[SUPPLIED RECORDS]:
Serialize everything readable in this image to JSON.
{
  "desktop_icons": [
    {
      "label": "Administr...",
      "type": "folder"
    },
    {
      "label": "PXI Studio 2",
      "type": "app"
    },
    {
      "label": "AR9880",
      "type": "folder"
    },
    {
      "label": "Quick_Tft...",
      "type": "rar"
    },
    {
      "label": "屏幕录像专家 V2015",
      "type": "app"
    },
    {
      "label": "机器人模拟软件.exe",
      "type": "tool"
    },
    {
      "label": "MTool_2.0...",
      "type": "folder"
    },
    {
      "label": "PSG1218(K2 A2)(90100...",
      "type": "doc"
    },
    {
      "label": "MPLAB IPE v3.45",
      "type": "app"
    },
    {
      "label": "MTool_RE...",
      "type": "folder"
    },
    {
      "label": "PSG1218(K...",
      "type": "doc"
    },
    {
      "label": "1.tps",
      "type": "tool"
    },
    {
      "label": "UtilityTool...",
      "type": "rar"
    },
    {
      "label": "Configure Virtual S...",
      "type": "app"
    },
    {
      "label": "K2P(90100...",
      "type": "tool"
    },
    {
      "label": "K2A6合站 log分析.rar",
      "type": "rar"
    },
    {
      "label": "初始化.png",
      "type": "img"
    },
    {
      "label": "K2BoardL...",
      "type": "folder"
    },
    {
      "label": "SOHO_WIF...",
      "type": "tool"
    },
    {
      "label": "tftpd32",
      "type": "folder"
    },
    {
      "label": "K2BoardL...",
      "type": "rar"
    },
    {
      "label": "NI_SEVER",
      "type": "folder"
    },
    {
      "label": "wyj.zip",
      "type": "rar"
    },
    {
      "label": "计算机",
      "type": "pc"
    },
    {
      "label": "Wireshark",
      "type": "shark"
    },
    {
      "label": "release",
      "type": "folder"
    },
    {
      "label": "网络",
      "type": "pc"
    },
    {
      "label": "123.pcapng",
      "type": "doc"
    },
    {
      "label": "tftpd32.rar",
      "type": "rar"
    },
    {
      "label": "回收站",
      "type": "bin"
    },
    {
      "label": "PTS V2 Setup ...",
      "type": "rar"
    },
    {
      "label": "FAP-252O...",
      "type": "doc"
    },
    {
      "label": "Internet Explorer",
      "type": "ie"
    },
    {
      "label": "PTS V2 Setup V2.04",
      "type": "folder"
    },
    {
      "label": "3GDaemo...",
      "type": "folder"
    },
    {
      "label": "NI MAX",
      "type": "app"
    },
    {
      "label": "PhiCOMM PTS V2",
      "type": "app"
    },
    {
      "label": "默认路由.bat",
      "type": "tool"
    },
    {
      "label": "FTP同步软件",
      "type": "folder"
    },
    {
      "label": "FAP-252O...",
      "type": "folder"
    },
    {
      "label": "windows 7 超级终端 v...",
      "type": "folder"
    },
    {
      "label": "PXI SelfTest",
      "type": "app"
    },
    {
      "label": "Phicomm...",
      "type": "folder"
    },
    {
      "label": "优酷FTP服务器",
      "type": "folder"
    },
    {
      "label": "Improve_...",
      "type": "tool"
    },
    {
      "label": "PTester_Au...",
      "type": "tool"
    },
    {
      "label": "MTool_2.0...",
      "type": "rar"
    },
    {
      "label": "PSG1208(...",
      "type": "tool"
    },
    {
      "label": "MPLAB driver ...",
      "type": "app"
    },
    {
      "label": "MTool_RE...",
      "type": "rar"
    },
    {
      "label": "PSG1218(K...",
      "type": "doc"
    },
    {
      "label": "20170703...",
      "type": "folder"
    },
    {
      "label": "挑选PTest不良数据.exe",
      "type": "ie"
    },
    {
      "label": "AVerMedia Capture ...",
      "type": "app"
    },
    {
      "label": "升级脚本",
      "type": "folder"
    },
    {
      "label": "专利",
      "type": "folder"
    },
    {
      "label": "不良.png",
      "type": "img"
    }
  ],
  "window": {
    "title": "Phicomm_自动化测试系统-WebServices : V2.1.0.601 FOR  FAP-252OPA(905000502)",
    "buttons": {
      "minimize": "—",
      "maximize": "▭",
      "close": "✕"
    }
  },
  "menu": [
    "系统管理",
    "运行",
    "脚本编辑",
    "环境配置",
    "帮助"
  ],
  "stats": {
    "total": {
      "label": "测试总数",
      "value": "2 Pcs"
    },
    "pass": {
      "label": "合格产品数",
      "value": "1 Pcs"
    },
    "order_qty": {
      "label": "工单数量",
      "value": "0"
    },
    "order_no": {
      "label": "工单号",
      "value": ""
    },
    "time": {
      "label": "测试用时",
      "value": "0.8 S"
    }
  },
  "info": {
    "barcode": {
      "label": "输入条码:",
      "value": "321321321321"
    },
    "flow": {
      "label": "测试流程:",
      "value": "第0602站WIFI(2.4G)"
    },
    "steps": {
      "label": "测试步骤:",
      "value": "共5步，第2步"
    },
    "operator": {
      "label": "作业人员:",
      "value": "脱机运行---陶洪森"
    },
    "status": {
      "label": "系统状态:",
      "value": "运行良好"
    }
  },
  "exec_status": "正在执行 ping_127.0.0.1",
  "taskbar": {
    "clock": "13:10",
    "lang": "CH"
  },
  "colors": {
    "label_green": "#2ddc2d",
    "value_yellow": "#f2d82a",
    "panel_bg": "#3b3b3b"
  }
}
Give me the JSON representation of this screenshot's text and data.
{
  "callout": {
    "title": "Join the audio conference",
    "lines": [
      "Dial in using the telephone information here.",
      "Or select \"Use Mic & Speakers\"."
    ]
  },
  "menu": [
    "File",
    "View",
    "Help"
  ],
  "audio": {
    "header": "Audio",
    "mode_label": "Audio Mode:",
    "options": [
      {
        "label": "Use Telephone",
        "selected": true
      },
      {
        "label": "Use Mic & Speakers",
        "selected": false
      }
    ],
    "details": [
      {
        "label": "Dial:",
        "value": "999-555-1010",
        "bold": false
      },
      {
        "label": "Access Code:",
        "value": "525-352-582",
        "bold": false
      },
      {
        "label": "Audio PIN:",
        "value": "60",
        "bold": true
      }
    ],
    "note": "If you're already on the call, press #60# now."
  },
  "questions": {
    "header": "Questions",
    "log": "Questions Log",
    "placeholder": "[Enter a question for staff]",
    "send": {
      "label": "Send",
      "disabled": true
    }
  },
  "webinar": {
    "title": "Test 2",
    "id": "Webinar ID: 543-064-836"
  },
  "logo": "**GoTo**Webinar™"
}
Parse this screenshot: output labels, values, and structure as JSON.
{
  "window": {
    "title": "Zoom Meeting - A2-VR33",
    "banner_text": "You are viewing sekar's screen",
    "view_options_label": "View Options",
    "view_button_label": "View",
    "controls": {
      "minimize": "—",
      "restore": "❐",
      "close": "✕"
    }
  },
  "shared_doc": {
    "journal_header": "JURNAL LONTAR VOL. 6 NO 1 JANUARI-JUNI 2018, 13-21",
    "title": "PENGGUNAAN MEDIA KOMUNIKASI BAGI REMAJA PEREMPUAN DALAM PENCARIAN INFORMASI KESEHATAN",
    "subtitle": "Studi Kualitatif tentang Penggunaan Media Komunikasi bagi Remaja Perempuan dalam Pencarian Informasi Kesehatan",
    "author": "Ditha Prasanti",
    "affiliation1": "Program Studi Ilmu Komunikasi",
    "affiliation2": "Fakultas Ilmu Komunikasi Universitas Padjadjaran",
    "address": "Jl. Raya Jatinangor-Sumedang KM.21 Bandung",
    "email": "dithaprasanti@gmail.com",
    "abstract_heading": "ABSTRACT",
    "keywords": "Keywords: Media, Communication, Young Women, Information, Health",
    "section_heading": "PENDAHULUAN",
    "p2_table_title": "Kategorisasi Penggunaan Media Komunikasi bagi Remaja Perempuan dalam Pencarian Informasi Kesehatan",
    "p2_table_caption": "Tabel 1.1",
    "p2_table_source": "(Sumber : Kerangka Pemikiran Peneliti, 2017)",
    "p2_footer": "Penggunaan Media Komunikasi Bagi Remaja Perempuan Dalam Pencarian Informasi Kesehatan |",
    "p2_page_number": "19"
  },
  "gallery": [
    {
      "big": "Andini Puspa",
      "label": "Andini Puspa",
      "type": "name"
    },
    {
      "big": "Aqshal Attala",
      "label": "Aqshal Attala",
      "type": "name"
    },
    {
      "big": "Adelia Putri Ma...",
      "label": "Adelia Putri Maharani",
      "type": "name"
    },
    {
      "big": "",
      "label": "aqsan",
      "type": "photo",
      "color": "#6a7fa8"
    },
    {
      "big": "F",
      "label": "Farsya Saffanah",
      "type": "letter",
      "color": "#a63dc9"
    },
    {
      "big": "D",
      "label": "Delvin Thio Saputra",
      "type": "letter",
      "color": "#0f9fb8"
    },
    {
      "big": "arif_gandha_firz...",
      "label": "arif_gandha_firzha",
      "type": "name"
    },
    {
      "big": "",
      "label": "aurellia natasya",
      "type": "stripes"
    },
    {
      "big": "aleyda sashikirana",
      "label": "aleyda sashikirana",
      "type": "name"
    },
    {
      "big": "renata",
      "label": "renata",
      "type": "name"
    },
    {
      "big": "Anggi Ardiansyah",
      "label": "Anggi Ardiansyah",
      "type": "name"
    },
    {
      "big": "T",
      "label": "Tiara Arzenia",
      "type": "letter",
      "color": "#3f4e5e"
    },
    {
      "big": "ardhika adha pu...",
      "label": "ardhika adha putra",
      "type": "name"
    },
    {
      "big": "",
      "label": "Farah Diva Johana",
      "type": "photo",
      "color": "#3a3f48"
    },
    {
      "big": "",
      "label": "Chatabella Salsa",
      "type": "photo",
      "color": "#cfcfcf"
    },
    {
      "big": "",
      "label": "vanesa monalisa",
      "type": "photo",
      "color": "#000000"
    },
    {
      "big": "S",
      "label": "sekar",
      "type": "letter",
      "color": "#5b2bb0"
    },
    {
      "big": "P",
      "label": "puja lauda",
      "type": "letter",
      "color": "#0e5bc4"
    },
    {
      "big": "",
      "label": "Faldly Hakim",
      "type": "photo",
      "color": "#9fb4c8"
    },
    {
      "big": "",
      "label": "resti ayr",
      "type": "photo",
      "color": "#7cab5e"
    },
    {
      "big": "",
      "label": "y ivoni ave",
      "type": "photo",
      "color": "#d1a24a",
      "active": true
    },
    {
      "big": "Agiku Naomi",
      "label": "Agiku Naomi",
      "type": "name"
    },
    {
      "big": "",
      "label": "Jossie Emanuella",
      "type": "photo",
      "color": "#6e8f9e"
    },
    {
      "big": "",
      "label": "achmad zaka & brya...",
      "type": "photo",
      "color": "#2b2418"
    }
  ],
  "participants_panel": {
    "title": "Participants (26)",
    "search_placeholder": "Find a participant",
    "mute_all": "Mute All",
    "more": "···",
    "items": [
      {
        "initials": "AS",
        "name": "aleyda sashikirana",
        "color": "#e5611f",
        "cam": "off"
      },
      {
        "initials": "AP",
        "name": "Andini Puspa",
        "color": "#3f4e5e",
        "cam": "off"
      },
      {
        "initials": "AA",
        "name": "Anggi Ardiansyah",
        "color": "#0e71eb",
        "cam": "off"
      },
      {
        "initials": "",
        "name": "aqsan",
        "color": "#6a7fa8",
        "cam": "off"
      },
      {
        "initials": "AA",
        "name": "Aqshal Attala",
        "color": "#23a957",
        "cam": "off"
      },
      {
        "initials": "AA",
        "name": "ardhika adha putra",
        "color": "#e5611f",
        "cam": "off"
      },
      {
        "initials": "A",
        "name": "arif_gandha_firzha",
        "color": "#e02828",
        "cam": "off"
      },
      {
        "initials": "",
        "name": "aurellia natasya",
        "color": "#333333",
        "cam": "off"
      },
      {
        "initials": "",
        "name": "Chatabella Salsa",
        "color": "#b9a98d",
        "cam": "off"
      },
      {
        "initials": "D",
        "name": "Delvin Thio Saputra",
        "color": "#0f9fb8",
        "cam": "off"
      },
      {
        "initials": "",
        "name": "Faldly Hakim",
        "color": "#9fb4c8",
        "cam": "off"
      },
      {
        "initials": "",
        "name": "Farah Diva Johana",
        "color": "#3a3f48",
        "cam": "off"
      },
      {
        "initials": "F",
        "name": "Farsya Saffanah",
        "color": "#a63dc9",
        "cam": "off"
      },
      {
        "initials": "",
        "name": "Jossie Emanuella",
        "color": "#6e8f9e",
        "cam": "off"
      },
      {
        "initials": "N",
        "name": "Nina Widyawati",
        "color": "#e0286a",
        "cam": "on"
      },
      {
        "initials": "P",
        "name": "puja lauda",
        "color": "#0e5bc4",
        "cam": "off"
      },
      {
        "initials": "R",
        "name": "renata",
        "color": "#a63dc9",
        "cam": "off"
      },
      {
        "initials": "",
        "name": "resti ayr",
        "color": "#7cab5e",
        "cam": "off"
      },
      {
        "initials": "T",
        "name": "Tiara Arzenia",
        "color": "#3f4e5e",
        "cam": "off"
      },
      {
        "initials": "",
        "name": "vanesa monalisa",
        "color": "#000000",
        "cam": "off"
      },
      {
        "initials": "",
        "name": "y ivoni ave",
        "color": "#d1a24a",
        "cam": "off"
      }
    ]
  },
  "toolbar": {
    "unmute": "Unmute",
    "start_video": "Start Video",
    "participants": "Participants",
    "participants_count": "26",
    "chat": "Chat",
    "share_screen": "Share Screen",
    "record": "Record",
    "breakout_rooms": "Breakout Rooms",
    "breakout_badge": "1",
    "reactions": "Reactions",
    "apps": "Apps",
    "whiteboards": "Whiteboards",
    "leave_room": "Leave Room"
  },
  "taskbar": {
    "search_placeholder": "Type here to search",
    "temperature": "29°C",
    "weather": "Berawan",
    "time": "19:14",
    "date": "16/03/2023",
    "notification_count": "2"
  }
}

[DESCRIPTION OF THE TASK]: Pick out each line in the material containing "Jossie".

[THE OUTPUT]:
      "label": "Jossie Emanuella",
        "name": "Jossie Emanuella",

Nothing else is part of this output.